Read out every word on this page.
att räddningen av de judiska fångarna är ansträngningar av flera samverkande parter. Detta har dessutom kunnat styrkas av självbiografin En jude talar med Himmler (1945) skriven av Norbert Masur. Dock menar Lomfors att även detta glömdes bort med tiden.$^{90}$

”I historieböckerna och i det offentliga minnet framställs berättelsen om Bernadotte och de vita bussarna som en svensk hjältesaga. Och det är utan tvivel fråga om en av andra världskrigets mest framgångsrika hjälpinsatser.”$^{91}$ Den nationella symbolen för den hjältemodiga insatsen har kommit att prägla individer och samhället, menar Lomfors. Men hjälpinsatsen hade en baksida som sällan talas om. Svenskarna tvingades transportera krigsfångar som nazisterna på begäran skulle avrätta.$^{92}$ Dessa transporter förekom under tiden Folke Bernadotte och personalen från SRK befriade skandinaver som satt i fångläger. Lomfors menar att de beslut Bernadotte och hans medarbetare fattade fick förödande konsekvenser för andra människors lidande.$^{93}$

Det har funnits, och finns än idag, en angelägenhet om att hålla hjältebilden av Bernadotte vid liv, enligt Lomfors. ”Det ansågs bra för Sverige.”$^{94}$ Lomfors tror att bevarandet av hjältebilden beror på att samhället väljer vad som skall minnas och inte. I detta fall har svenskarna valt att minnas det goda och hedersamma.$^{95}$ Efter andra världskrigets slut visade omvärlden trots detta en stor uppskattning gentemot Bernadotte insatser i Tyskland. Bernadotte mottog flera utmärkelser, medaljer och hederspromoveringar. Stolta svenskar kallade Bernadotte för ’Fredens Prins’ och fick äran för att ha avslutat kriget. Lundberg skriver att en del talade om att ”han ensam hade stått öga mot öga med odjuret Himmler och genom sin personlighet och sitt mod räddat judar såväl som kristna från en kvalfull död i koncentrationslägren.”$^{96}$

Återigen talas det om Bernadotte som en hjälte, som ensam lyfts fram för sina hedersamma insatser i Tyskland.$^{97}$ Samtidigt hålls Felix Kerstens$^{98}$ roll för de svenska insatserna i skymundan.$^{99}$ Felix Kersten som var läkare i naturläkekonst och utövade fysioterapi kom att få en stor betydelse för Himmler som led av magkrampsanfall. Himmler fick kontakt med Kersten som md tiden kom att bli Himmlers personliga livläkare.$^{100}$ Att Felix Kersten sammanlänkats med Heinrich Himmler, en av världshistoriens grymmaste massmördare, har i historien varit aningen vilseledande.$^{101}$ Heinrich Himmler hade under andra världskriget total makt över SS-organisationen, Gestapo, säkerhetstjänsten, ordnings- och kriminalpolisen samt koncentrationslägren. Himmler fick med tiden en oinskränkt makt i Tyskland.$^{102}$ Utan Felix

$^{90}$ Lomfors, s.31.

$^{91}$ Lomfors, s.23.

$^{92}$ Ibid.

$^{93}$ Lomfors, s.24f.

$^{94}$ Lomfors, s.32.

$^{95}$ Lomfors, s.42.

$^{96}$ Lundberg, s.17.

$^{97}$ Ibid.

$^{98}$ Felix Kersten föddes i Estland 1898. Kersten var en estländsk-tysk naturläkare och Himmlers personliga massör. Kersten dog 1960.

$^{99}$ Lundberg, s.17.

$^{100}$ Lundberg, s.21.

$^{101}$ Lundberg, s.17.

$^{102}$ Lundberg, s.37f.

§

■ Work to complete ■
Set out the records again, exactly as they appear above.

■ Solved exercise ■
Read out every word on this page.
att räddningen av de judiska fångarna är ansträngningar av flera samverkande parter. Detta har dessutom kunnat styrkas av självbiografin En jude talar med Himmler (1945) skriven av Norbert Masur. Dock menar Lomfors att även detta glömdes bort med tiden.$^{90}$

”I historieböckerna och i det offentliga minnet framställs berättelsen om Bernadotte och de vita bussarna som en svensk hjältesaga. Och det är utan tvivel fråga om en av andra världskrigets mest framgångsrika hjälpinsatser.”$^{91}$ Den nationella symbolen för den hjältemodiga insatsen har kommit att prägla individer och samhället, menar Lomfors. Men hjälpinsatsen hade en baksida som sällan talas om. Svenskarna tvingades transportera krigsfångar som nazisterna på begäran skulle avrätta.$^{92}$ Dessa transporter förekom under tiden Folke Bernadotte och personalen från SRK befriade skandinaver som satt i fångläger. Lomfors menar att de beslut Bernadotte och hans medarbetare fattade fick förödande konsekvenser för andra människors lidande.$^{93}$

Det har funnits, och finns än idag, en angelägenhet om att hålla hjältebilden av Bernadotte vid liv, enligt Lomfors. ”Det ansågs bra för Sverige.”$^{94}$ Lomfors tror att bevarandet av hjältebilden beror på att samhället väljer vad som skall minnas och inte. I detta fall har svenskarna valt att minnas det goda och hedersamma.$^{95}$ Efter andra världskrigets slut visade omvärlden trots detta en stor uppskattning gentemot Bernadotte insatser i Tyskland. Bernadotte mottog flera utmärkelser, medaljer och hederspromoveringar. Stolta svenskar kallade Bernadotte för ’Fredens Prins’ och fick äran för att ha avslutat kriget. Lundberg skriver att en del talade om att ”han ensam hade stått öga mot öga med odjuret Himmler och genom sin personlighet och sitt mod räddat judar såväl som kristna från en kvalfull död i koncentrationslägren.”$^{96}$

Återigen talas det om Bernadotte som en hjälte, som ensam lyfts fram för sina hedersamma insatser i Tyskland.$^{97}$ Samtidigt hålls Felix Kerstens$^{98}$ roll för de svenska insatserna i skymundan.$^{99}$ Felix Kersten som var läkare i naturläkekonst och utövade fysioterapi kom att få en stor betydelse för Himmler som led av magkrampsanfall. Himmler fick kontakt med Kersten som md tiden kom att bli Himmlers personliga livläkare.$^{100}$ Att Felix Kersten sammanlänkats med Heinrich Himmler, en av världshistoriens grymmaste massmördare, har i historien varit aningen vilseledande.$^{101}$ Heinrich Himmler hade under andra världskriget total makt över SS-organisationen, Gestapo, säkerhetstjänsten, ordnings- och kriminalpolisen samt koncentrationslägren. Himmler fick med tiden en oinskränkt makt i Tyskland.$^{102}$ Utan Felix

$^{90}$ Lomfors, s.31.

$^{91}$ Lomfors, s.23.

$^{92}$ Ibid.

$^{93}$ Lomfors, s.24f.

$^{94}$ Lomfors, s.32.

$^{95}$ Lomfors, s.42.

$^{96}$ Lundberg, s.17.

$^{97}$ Ibid.

$^{98}$ Felix Kersten föddes i Estland 1898. Kersten var en estländsk-tysk naturläkare och Himmlers personliga massör. Kersten dog 1960.

$^{99}$ Lundberg, s.17.

$^{100}$ Lundberg, s.21.

$^{101}$ Lundberg, s.17.

$^{102}$ Lundberg, s.37f.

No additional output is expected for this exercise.